◆ Aim: Collect every line in the records below that contains the word "Lake".

◆ Listed records:
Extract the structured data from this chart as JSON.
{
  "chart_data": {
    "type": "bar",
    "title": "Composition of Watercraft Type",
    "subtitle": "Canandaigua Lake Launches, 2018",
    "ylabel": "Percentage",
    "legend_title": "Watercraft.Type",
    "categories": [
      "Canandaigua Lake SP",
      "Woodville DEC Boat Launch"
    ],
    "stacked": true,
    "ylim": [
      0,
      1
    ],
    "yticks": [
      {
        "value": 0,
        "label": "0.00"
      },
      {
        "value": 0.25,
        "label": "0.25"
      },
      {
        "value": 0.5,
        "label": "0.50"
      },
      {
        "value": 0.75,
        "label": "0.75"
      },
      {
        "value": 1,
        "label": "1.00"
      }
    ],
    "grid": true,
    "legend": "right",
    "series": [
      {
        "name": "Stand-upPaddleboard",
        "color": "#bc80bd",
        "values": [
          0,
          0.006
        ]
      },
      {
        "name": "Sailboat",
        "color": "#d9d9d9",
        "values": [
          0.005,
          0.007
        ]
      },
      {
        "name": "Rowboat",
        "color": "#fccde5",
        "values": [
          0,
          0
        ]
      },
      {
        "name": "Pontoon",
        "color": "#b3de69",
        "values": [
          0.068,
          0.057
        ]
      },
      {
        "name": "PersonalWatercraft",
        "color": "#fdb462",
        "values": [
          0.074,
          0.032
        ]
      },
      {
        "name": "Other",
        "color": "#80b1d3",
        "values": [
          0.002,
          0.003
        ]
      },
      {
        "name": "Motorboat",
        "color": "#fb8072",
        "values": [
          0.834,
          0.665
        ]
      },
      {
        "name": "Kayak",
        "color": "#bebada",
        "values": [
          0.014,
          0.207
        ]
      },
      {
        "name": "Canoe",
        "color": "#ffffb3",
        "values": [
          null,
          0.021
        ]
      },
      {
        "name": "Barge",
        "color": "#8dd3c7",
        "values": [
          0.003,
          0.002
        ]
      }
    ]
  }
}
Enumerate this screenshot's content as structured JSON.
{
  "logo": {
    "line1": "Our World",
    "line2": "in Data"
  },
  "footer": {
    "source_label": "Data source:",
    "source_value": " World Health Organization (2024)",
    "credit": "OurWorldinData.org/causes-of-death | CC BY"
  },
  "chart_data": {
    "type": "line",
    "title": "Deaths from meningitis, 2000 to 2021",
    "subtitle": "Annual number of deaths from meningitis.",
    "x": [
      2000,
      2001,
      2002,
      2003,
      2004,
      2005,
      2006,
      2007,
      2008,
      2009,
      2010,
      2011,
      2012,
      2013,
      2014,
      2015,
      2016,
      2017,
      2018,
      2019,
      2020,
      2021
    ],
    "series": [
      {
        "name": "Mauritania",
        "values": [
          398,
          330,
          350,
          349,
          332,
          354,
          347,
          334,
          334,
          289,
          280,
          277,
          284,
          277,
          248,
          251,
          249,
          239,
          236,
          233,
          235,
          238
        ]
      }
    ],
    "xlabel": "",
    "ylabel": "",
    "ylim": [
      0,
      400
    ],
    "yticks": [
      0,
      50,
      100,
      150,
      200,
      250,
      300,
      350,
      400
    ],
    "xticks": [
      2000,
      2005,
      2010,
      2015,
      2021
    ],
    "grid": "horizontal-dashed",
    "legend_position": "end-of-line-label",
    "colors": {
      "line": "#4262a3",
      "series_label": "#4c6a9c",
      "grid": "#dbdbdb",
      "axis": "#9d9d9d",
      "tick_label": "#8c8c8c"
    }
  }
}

◆ Response:
    "subtitle": "Canandaigua Lake Launches, 2018",
      "Canandaigua Lake SP",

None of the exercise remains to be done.